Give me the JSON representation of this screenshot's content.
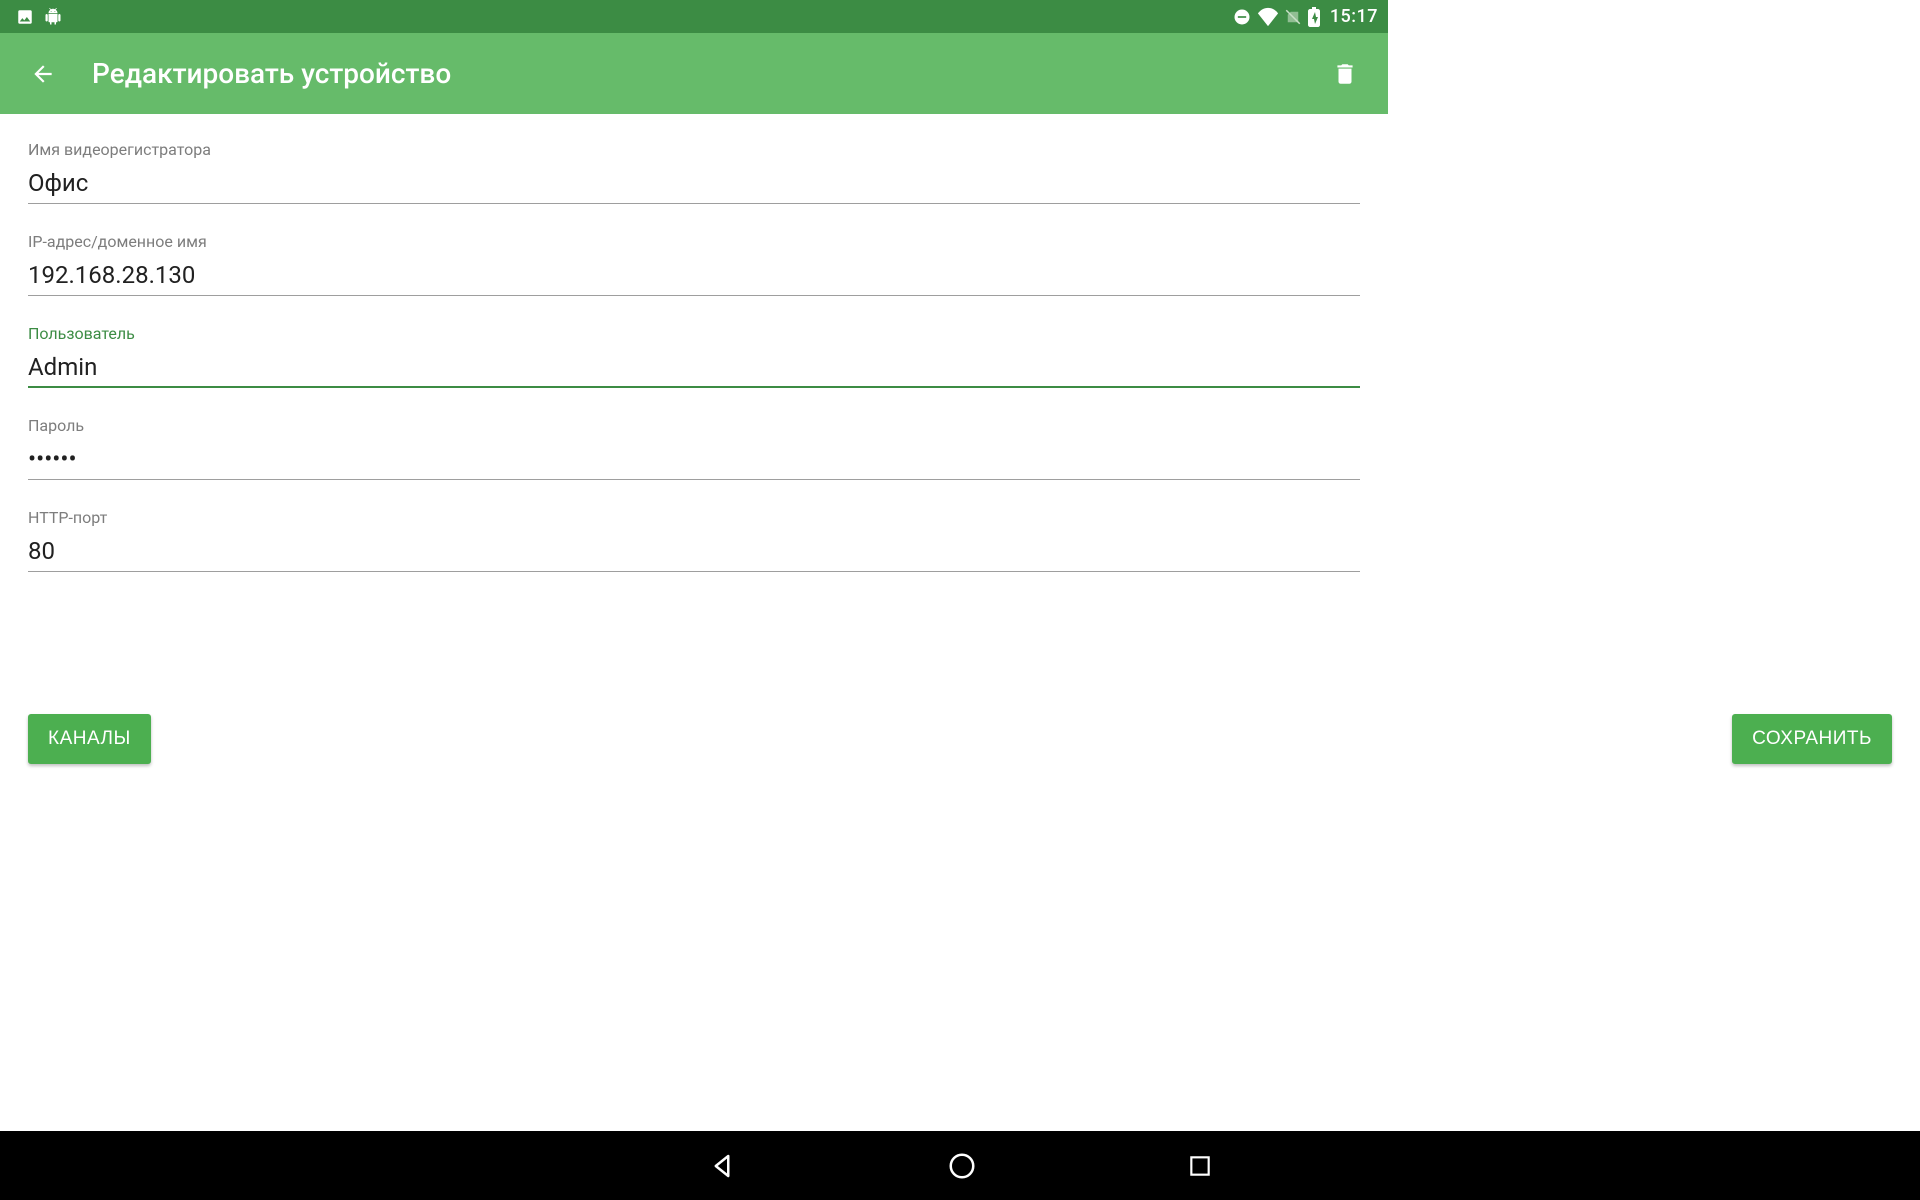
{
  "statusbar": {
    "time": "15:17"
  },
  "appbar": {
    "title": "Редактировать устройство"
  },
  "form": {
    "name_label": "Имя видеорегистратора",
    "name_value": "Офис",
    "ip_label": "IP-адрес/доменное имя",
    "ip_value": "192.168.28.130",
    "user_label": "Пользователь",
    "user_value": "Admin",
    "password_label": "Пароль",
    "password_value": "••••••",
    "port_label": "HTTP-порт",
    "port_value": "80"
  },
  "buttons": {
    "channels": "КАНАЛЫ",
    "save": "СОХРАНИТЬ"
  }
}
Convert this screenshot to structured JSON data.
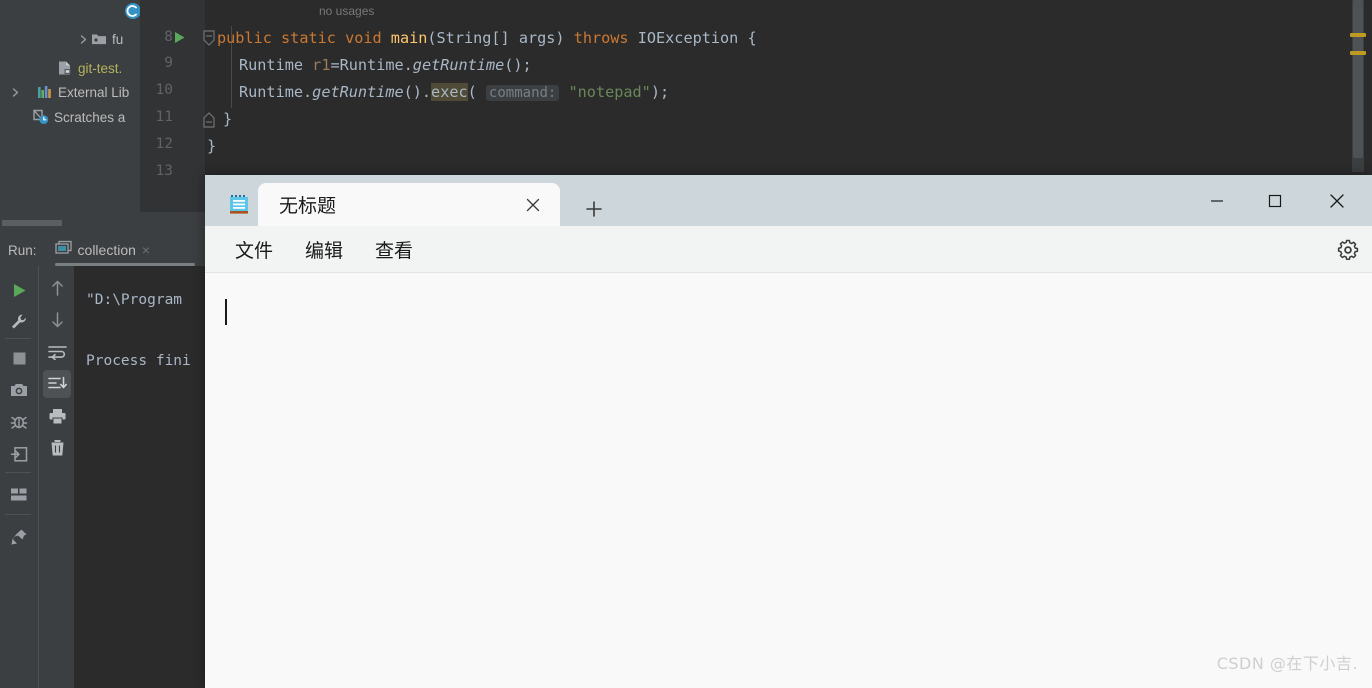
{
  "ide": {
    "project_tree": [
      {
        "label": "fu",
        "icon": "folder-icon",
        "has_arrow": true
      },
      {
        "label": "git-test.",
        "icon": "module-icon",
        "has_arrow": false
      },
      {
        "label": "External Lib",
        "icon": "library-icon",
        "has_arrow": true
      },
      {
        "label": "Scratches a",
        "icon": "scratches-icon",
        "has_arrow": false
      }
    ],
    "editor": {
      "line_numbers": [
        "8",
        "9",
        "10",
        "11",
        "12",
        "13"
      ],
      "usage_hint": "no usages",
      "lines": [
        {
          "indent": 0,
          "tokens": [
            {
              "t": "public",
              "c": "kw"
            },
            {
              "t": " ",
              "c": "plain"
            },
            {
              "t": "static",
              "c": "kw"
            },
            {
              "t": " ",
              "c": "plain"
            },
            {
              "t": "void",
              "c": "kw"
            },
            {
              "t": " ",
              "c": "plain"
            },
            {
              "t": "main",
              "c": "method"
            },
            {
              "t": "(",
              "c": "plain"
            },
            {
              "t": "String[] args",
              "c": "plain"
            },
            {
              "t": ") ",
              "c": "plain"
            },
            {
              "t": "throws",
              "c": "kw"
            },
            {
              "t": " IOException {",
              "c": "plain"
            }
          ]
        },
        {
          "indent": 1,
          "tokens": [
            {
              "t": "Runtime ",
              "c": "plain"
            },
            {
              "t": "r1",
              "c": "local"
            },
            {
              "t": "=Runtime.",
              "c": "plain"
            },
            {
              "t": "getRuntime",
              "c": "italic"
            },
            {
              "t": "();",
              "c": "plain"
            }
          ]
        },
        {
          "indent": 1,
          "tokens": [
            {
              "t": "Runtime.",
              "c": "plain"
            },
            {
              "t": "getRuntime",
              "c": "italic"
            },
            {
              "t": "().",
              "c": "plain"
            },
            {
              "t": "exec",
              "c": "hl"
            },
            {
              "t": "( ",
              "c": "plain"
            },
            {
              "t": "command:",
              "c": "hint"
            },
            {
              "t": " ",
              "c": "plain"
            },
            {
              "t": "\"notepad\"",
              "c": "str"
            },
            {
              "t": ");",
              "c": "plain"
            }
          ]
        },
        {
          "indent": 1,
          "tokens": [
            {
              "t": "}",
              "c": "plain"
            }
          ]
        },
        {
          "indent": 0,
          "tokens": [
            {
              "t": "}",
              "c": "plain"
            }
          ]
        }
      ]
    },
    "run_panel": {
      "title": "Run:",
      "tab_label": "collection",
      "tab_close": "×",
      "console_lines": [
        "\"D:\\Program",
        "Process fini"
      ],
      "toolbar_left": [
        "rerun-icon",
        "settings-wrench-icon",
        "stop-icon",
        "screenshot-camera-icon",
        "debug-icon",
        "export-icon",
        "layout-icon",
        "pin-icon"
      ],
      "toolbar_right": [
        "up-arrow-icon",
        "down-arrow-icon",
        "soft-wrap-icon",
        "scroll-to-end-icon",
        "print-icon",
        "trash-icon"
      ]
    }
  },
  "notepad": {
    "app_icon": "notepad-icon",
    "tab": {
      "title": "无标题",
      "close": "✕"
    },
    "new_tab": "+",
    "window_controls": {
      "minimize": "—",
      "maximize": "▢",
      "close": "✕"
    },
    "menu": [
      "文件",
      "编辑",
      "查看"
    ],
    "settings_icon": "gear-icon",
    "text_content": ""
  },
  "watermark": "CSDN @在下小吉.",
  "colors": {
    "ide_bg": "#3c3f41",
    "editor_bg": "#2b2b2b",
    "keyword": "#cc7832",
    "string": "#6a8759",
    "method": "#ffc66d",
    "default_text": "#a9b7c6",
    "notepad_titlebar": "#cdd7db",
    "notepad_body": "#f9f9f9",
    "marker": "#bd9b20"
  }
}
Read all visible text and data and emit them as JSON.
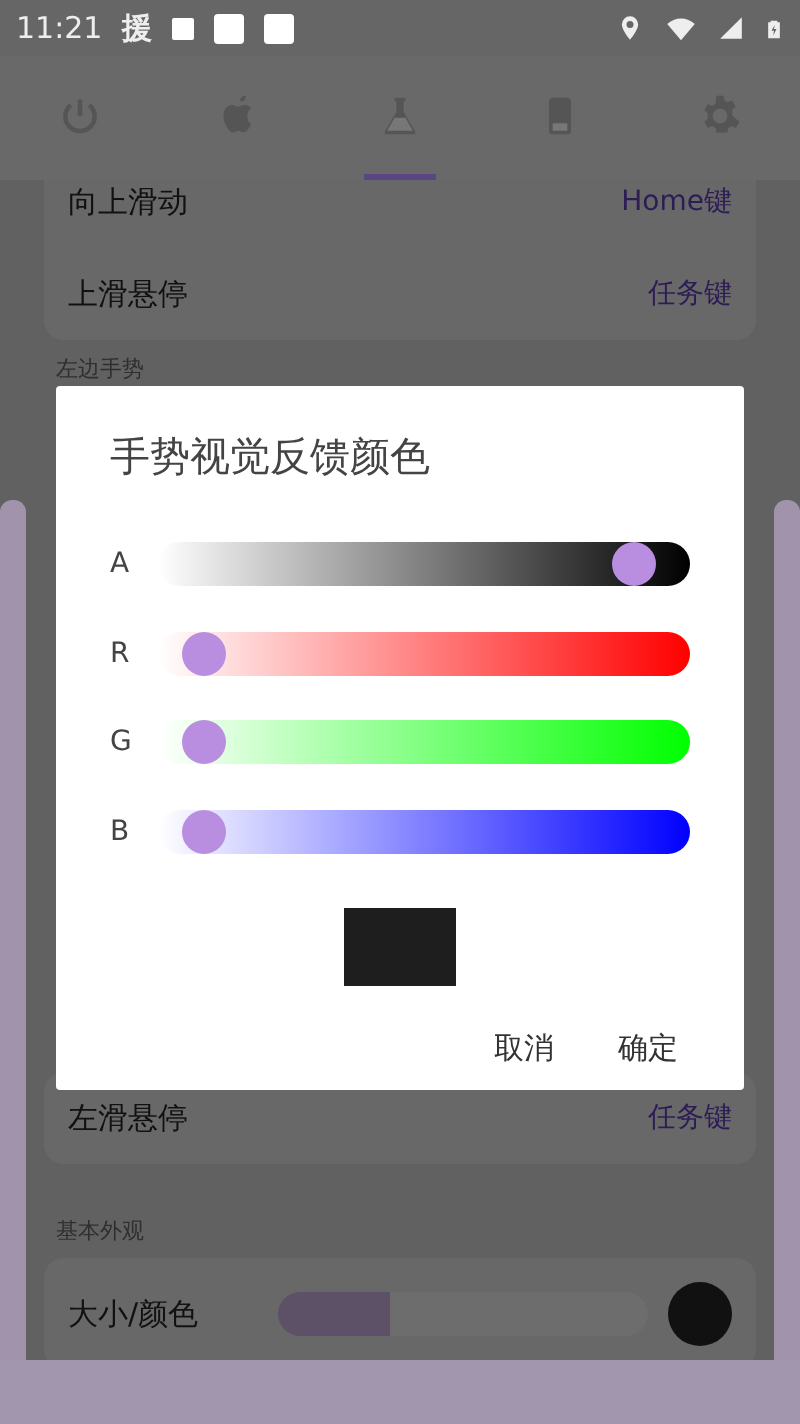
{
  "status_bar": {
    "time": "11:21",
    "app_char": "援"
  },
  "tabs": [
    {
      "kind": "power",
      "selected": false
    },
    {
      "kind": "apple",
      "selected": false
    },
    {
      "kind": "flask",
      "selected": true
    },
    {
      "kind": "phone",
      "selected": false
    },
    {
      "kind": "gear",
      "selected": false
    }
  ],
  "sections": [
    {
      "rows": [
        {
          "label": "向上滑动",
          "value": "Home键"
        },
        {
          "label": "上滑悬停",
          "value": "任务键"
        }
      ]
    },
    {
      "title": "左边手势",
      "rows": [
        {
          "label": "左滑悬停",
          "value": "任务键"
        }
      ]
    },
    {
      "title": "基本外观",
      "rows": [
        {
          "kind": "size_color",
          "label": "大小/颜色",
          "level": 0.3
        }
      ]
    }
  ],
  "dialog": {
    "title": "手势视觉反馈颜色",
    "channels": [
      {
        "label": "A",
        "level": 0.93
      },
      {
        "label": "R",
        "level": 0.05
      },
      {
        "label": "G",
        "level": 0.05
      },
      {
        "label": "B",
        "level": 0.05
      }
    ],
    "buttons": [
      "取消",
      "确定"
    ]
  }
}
######
> _Directive_
Starting from the line where "Read all visible" appears, copy every line through the end of the material, both ends included, but no pictures.

> _Task answer_
Read all visible text and data and emit them as JSON.
{
  "status_bar": {
    "time": "11:21",
    "app_char": "援"
  },
  "tabs": [
    {
      "kind": "power",
      "selected": false
    },
    {
      "kind": "apple",
      "selected": false
    },
    {
      "kind": "flask",
      "selected": true
    },
    {
      "kind": "phone",
      "selected": false
    },
    {
      "kind": "gear",
      "selected": false
    }
  ],
  "sections": [
    {
      "rows": [
        {
          "label": "向上滑动",
          "value": "Home键"
        },
        {
          "label": "上滑悬停",
          "value": "任务键"
        }
      ]
    },
    {
      "title": "左边手势",
      "rows": [
        {
          "label": "左滑悬停",
          "value": "任务键"
        }
      ]
    },
    {
      "title": "基本外观",
      "rows": [
        {
          "kind": "size_color",
          "label": "大小/颜色",
          "level": 0.3
        }
      ]
    }
  ],
  "dialog": {
    "title": "手势视觉反馈颜色",
    "channels": [
      {
        "label": "A",
        "level": 0.93
      },
      {
        "label": "R",
        "level": 0.05
      },
      {
        "label": "G",
        "level": 0.05
      },
      {
        "label": "B",
        "level": 0.05
      }
    ],
    "buttons": [
      "取消",
      "确定"
    ]
  }
}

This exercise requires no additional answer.